#### TASK DATA ####
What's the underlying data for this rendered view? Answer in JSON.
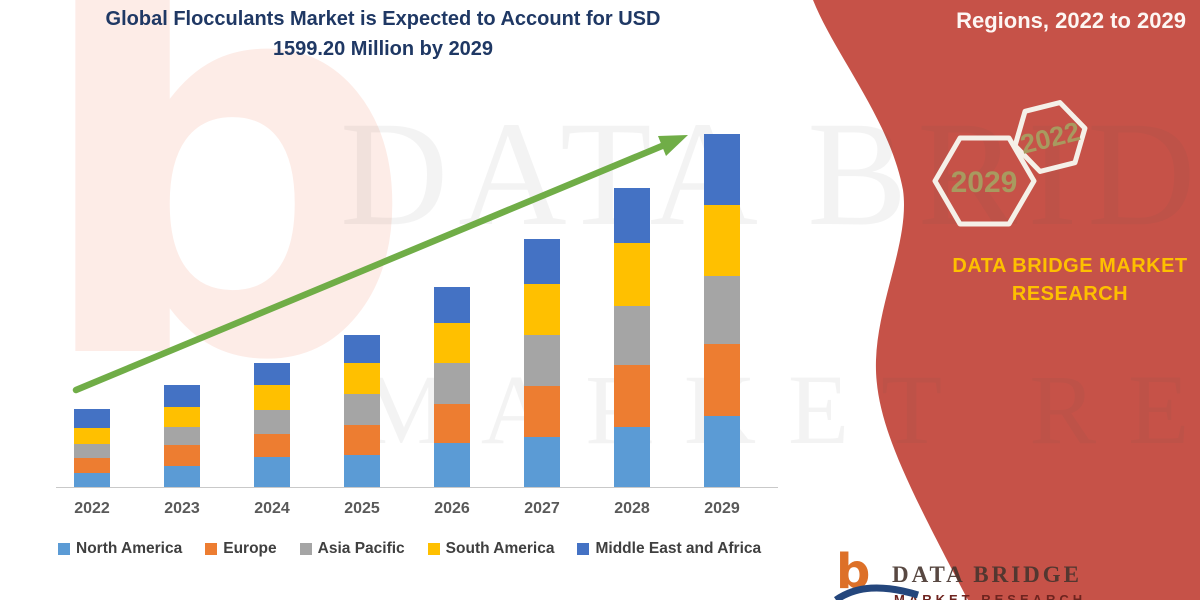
{
  "title": {
    "line1": "Global Flocculants Market is Expected to Account for USD",
    "line2": "1599.20 Million by 2029"
  },
  "banner": {
    "heading": "Regions, 2022 to 2029",
    "hexagon_years": [
      "2029",
      "2022"
    ],
    "brand_line1": "DATA BRIDGE MARKET",
    "brand_line2": "RESEARCH",
    "background_color": "#c65248",
    "brand_text_color": "#ffc000"
  },
  "watermark": {
    "letter": "b",
    "line1": "DATA BRIDGE",
    "line2": "MARKET RESEARCH"
  },
  "footer_logo": {
    "symbol": "b",
    "name": "DATA BRIDGE",
    "subline": "MARKET RESEARCH"
  },
  "chart_data": {
    "type": "bar",
    "stacked": true,
    "title": "Global Flocculants Market is Expected to Account for USD 1599.20 Million by 2029",
    "unit": "USD Million",
    "categories": [
      "2022",
      "2023",
      "2024",
      "2025",
      "2026",
      "2027",
      "2028",
      "2029"
    ],
    "series": [
      {
        "name": "North America",
        "color": "#5b9bd5",
        "values": [
          63,
          95,
          136,
          145,
          199,
          227,
          272,
          322
        ]
      },
      {
        "name": "Europe",
        "color": "#ed7d31",
        "values": [
          68,
          95,
          104,
          136,
          177,
          231,
          281,
          326
        ]
      },
      {
        "name": "Asia Pacific",
        "color": "#a5a5a5",
        "values": [
          63,
          82,
          109,
          140,
          186,
          231,
          267,
          308
        ]
      },
      {
        "name": "South America",
        "color": "#ffc000",
        "values": [
          73,
          91,
          113,
          140,
          181,
          231,
          285,
          322
        ]
      },
      {
        "name": "Middle East and Africa",
        "color": "#4472c4",
        "values": [
          86,
          100,
          100,
          127,
          163,
          204,
          249,
          321.2
        ]
      }
    ],
    "ylim": [
      0,
      1700
    ],
    "grid": false,
    "legend_position": "bottom",
    "trend_arrow": {
      "present": true,
      "color": "#70ad47",
      "direction": "up-right"
    }
  }
}
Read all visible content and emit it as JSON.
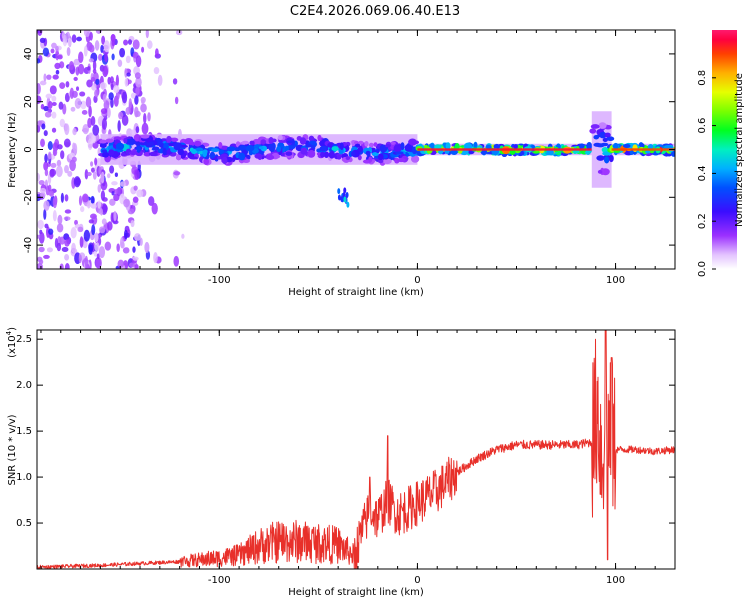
####
-- WHAT IS NEEDED --
Reproduce the records, all of them, word for word; omit the pictures.

-- RESULT --
What's the underlying data for this rendered view? Answer in JSON.
{
  "title": {
    "line1": "Global Flocculants Market is Expected to Account for USD",
    "line2": "1599.20 Million by 2029"
  },
  "banner": {
    "heading": "Regions, 2022 to 2029",
    "hexagon_years": [
      "2029",
      "2022"
    ],
    "brand_line1": "DATA BRIDGE MARKET",
    "brand_line2": "RESEARCH",
    "background_color": "#c65248",
    "brand_text_color": "#ffc000"
  },
  "watermark": {
    "letter": "b",
    "line1": "DATA BRIDGE",
    "line2": "MARKET RESEARCH"
  },
  "footer_logo": {
    "symbol": "b",
    "name": "DATA BRIDGE",
    "subline": "MARKET RESEARCH"
  },
  "chart_data": {
    "type": "bar",
    "stacked": true,
    "title": "Global Flocculants Market is Expected to Account for USD 1599.20 Million by 2029",
    "unit": "USD Million",
    "categories": [
      "2022",
      "2023",
      "2024",
      "2025",
      "2026",
      "2027",
      "2028",
      "2029"
    ],
    "series": [
      {
        "name": "North America",
        "color": "#5b9bd5",
        "values": [
          63,
          95,
          136,
          145,
          199,
          227,
          272,
          322
        ]
      },
      {
        "name": "Europe",
        "color": "#ed7d31",
        "values": [
          68,
          95,
          104,
          136,
          177,
          231,
          281,
          326
        ]
      },
      {
        "name": "Asia Pacific",
        "color": "#a5a5a5",
        "values": [
          63,
          82,
          109,
          140,
          186,
          231,
          267,
          308
        ]
      },
      {
        "name": "South America",
        "color": "#ffc000",
        "values": [
          73,
          91,
          113,
          140,
          181,
          231,
          285,
          322
        ]
      },
      {
        "name": "Middle East and Africa",
        "color": "#4472c4",
        "values": [
          86,
          100,
          100,
          127,
          163,
          204,
          249,
          321.2
        ]
      }
    ],
    "ylim": [
      0,
      1700
    ],
    "grid": false,
    "legend_position": "bottom",
    "trend_arrow": {
      "present": true,
      "color": "#70ad47",
      "direction": "up-right"
    }
  }
}
Read all visible content and emit it as JSON.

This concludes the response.